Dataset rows
┌──

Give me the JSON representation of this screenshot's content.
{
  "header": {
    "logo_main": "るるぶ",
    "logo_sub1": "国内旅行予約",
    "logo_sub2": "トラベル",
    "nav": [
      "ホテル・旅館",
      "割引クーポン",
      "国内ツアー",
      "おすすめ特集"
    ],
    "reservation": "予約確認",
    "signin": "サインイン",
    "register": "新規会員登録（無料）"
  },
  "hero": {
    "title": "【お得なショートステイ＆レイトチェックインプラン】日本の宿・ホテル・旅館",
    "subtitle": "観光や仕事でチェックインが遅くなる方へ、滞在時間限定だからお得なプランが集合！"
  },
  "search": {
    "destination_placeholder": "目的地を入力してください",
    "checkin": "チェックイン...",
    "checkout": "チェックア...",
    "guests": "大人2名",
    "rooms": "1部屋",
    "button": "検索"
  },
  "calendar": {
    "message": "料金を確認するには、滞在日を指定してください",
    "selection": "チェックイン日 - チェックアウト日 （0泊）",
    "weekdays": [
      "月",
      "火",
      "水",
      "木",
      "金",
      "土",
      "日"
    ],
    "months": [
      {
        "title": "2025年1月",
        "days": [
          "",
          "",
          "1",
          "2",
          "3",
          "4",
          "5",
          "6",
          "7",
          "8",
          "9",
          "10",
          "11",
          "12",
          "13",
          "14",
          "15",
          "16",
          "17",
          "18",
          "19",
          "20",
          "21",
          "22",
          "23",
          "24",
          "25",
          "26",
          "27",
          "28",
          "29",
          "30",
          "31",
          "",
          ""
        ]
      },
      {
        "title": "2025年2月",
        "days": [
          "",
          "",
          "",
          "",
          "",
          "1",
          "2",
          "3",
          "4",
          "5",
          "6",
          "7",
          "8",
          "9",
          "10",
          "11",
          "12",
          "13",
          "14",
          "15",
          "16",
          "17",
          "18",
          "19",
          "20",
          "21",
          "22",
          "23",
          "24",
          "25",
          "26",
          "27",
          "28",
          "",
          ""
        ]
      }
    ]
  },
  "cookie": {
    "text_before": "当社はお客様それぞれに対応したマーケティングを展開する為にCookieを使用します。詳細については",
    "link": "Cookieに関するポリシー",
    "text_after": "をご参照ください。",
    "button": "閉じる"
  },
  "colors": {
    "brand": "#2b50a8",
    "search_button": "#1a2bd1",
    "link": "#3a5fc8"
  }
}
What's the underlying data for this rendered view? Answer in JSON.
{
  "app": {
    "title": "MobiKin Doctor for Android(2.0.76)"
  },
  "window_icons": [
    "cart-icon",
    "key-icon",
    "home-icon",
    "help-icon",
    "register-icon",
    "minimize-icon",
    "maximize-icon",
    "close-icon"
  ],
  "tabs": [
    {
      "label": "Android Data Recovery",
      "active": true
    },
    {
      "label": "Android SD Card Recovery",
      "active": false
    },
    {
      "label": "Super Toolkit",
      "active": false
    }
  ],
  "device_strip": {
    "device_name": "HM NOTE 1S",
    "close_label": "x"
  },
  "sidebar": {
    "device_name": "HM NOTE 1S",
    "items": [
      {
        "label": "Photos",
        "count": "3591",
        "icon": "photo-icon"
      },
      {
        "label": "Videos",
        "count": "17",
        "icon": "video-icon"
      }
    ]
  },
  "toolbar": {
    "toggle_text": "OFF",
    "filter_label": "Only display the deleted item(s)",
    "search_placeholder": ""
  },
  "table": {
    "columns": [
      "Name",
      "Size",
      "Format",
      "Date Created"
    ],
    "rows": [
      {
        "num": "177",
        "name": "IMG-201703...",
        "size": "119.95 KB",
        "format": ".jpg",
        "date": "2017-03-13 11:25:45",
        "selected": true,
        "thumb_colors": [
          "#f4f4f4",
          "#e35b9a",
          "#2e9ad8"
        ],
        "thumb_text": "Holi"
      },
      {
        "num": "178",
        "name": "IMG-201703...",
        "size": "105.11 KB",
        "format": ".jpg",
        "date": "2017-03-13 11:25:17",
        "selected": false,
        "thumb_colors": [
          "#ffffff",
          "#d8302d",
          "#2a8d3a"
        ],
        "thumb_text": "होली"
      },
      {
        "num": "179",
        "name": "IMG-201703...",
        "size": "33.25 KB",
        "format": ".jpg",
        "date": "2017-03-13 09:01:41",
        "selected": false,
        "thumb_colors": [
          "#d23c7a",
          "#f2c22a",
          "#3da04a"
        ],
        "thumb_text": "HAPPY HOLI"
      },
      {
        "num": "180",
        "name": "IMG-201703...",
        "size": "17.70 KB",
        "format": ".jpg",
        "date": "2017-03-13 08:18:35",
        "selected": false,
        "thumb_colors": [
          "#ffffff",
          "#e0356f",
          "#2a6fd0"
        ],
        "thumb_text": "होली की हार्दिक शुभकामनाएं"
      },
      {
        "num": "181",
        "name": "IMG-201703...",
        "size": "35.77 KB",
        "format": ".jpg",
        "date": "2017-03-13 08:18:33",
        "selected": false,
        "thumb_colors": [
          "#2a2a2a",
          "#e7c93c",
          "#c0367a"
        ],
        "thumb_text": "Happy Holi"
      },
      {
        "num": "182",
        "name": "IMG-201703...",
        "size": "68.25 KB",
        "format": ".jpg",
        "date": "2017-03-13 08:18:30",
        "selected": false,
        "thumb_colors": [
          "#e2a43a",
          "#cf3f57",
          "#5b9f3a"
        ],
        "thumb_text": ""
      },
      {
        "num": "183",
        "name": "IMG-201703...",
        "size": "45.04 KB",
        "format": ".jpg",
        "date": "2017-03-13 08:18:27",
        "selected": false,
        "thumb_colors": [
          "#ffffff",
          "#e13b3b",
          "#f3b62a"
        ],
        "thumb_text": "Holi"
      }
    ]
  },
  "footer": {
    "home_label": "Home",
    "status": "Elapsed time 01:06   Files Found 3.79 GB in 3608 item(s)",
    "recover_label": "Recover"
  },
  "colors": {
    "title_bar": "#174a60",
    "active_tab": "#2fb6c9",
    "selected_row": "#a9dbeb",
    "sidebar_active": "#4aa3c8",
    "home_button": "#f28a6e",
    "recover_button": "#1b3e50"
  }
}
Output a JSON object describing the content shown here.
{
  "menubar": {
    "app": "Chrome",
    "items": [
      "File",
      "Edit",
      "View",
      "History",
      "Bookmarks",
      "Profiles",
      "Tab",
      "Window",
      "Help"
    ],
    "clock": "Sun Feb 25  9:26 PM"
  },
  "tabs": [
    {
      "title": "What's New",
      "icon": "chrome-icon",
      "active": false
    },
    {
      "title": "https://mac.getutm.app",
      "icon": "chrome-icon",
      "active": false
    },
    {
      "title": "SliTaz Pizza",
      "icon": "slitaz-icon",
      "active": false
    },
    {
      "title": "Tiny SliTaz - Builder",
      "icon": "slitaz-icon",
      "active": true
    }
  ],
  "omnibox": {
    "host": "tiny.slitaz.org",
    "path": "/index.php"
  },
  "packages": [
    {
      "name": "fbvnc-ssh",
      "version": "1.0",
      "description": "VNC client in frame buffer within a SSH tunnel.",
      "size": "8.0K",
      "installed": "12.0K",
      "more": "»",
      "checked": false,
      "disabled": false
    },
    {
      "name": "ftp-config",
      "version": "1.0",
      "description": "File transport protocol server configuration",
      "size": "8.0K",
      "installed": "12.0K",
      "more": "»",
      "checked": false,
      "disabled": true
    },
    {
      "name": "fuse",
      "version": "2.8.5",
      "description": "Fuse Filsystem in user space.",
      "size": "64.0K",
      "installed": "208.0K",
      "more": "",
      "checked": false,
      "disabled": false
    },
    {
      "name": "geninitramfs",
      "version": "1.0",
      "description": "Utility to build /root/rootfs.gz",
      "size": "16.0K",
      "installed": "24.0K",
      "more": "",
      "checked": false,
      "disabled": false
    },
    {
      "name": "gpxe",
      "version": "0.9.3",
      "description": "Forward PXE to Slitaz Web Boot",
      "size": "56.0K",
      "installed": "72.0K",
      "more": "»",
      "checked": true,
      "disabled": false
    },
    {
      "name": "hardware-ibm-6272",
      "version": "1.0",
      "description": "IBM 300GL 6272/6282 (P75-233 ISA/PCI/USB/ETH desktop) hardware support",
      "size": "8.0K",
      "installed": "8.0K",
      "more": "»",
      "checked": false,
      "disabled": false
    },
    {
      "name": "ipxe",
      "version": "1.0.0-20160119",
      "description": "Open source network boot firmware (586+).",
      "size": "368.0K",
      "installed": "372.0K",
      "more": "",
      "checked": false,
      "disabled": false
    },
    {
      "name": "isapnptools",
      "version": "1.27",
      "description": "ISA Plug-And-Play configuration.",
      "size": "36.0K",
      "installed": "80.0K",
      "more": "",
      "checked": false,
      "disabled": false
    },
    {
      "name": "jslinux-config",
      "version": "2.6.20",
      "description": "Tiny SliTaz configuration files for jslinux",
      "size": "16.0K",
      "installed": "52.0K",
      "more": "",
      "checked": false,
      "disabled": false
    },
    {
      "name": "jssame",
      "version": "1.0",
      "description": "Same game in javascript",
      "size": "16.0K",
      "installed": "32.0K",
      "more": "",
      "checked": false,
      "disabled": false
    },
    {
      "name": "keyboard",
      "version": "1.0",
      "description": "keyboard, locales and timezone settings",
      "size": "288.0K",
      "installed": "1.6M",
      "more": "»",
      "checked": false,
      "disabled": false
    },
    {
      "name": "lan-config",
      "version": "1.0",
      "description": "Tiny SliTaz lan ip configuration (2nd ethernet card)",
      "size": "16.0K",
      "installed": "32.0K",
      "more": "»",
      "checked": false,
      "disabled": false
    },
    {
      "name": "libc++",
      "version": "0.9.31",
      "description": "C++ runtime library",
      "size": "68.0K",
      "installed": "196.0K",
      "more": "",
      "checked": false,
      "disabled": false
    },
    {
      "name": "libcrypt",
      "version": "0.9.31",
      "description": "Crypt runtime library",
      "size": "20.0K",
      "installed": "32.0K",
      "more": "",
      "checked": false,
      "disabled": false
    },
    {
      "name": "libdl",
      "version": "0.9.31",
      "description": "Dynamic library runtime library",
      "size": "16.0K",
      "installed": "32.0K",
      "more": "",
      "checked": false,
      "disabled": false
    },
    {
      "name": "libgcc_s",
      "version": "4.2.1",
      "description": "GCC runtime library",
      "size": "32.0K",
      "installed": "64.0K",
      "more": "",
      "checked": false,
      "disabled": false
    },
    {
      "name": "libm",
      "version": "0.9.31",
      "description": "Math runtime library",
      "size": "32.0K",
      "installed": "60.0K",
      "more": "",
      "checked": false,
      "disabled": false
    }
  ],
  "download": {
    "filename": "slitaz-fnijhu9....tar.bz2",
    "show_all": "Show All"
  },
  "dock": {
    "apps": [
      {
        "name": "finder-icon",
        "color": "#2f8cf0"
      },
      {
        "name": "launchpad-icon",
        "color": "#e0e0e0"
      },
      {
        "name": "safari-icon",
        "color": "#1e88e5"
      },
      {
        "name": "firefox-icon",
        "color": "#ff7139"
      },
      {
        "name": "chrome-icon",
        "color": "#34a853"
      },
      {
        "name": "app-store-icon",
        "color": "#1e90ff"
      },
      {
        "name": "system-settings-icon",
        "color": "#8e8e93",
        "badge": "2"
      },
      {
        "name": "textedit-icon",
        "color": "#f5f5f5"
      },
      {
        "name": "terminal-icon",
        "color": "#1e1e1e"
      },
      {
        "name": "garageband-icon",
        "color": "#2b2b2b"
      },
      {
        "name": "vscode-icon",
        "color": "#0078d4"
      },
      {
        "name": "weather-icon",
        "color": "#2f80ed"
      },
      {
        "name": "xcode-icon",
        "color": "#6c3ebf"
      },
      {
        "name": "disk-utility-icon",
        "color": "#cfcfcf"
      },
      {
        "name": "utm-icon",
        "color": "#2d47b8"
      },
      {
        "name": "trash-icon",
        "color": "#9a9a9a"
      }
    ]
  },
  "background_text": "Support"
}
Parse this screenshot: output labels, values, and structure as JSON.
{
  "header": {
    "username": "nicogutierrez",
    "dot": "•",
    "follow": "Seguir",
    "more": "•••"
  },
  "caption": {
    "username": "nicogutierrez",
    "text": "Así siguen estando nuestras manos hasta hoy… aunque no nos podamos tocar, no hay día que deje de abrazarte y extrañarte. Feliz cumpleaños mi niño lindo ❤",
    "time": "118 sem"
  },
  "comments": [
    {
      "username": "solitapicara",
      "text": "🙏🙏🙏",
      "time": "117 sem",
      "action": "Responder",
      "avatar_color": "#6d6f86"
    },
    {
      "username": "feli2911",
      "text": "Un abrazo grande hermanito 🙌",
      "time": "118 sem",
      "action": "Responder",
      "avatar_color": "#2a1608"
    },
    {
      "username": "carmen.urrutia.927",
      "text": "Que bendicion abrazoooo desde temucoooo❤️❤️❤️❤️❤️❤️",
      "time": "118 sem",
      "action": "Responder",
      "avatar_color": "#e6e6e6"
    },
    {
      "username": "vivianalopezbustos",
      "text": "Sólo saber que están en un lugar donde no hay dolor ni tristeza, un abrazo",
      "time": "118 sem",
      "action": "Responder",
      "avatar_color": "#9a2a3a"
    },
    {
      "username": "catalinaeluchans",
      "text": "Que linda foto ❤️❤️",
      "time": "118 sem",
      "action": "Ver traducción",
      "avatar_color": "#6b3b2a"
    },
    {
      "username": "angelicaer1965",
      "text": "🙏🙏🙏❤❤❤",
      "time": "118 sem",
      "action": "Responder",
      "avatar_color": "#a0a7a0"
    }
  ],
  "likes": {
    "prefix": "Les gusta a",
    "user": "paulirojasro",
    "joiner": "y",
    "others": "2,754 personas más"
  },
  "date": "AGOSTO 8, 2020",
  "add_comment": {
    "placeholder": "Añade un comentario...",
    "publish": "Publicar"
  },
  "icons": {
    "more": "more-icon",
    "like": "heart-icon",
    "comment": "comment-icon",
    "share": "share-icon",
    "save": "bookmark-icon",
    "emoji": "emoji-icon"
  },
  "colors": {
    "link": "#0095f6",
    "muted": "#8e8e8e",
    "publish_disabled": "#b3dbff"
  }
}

└──

◆ **Written instruction**: Scan the data for the word "link" and copy every line where it shows up.

◆ **Task output**:
    "link": "Cookieに関するポリシー",
    "link": "#3a5fc8"
    "link": "#0095f6",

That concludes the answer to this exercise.